**Input for this task**
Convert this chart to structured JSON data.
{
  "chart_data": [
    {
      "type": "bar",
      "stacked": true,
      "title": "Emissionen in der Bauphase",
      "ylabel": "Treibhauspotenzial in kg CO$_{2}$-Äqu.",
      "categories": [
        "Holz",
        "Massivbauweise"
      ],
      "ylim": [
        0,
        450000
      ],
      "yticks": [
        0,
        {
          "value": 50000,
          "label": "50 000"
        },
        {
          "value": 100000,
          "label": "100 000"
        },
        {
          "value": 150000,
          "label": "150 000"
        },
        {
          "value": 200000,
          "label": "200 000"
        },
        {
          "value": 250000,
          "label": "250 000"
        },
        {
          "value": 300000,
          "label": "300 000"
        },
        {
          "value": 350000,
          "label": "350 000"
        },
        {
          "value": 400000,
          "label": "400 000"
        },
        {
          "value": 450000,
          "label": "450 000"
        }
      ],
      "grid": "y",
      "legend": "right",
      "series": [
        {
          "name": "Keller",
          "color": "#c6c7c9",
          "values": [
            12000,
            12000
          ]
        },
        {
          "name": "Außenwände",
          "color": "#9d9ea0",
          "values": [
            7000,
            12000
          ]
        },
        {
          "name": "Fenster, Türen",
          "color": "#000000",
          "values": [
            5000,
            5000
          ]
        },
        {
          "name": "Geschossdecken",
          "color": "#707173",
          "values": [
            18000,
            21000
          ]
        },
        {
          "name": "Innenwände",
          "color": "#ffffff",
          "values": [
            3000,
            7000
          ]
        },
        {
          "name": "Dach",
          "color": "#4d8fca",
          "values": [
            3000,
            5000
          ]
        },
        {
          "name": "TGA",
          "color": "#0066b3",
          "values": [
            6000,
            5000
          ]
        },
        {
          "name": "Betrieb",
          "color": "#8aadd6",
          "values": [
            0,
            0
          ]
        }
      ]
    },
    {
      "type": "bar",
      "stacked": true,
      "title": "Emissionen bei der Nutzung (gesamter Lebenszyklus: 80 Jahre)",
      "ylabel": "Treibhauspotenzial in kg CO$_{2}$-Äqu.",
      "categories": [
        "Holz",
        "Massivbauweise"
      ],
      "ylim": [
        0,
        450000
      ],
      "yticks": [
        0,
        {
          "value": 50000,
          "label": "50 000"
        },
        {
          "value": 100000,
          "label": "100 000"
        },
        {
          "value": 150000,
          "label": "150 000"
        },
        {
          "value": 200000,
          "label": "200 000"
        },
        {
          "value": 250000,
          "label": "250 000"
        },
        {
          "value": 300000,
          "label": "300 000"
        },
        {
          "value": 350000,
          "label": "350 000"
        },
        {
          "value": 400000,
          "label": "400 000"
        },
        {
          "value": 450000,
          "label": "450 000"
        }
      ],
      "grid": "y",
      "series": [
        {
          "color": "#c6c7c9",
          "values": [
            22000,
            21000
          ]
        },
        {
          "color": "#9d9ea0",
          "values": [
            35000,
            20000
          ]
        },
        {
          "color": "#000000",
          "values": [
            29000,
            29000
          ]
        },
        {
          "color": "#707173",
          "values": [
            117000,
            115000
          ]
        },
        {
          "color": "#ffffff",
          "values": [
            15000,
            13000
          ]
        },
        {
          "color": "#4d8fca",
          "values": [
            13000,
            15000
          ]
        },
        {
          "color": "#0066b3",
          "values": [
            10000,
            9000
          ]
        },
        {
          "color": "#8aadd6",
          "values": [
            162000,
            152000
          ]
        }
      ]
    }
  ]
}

**Stated goal**
Copy out all of the lines above exactly.

**Answer for the task**
Convert this chart to structured JSON data.
{
  "chart_data": [
    {
      "type": "bar",
      "stacked": true,
      "title": "Emissionen in der Bauphase",
      "ylabel": "Treibhauspotenzial in kg CO$_{2}$-Äqu.",
      "categories": [
        "Holz",
        "Massivbauweise"
      ],
      "ylim": [
        0,
        450000
      ],
      "yticks": [
        0,
        {
          "value": 50000,
          "label": "50 000"
        },
        {
          "value": 100000,
          "label": "100 000"
        },
        {
          "value": 150000,
          "label": "150 000"
        },
        {
          "value": 200000,
          "label": "200 000"
        },
        {
          "value": 250000,
          "label": "250 000"
        },
        {
          "value": 300000,
          "label": "300 000"
        },
        {
          "value": 350000,
          "label": "350 000"
        },
        {
          "value": 400000,
          "label": "400 000"
        },
        {
          "value": 450000,
          "label": "450 000"
        }
      ],
      "grid": "y",
      "legend": "right",
      "series": [
        {
          "name": "Keller",
          "color": "#c6c7c9",
          "values": [
            12000,
            12000
          ]
        },
        {
          "name": "Außenwände",
          "color": "#9d9ea0",
          "values": [
            7000,
            12000
          ]
        },
        {
          "name": "Fenster, Türen",
          "color": "#000000",
          "values": [
            5000,
            5000
          ]
        },
        {
          "name": "Geschossdecken",
          "color": "#707173",
          "values": [
            18000,
            21000
          ]
        },
        {
          "name": "Innenwände",
          "color": "#ffffff",
          "values": [
            3000,
            7000
          ]
        },
        {
          "name": "Dach",
          "color": "#4d8fca",
          "values": [
            3000,
            5000
          ]
        },
        {
          "name": "TGA",
          "color": "#0066b3",
          "values": [
            6000,
            5000
          ]
        },
        {
          "name": "Betrieb",
          "color": "#8aadd6",
          "values": [
            0,
            0
          ]
        }
      ]
    },
    {
      "type": "bar",
      "stacked": true,
      "title": "Emissionen bei der Nutzung (gesamter Lebenszyklus: 80 Jahre)",
      "ylabel": "Treibhauspotenzial in kg CO$_{2}$-Äqu.",
      "categories": [
        "Holz",
        "Massivbauweise"
      ],
      "ylim": [
        0,
        450000
      ],
      "yticks": [
        0,
        {
          "value": 50000,
          "label": "50 000"
        },
        {
          "value": 100000,
          "label": "100 000"
        },
        {
          "value": 150000,
          "label": "150 000"
        },
        {
          "value": 200000,
          "label": "200 000"
        },
        {
          "value": 250000,
          "label": "250 000"
        },
        {
          "value": 300000,
          "label": "300 000"
        },
        {
          "value": 350000,
          "label": "350 000"
        },
        {
          "value": 400000,
          "label": "400 000"
        },
        {
          "value": 450000,
          "label": "450 000"
        }
      ],
      "grid": "y",
      "series": [
        {
          "color": "#c6c7c9",
          "values": [
            22000,
            21000
          ]
        },
        {
          "color": "#9d9ea0",
          "values": [
            35000,
            20000
          ]
        },
        {
          "color": "#000000",
          "values": [
            29000,
            29000
          ]
        },
        {
          "color": "#707173",
          "values": [
            117000,
            115000
          ]
        },
        {
          "color": "#ffffff",
          "values": [
            15000,
            13000
          ]
        },
        {
          "color": "#4d8fca",
          "values": [
            13000,
            15000
          ]
        },
        {
          "color": "#0066b3",
          "values": [
            10000,
            9000
          ]
        },
        {
          "color": "#8aadd6",
          "values": [
            162000,
            152000
          ]
        }
      ]
    }
  ]
}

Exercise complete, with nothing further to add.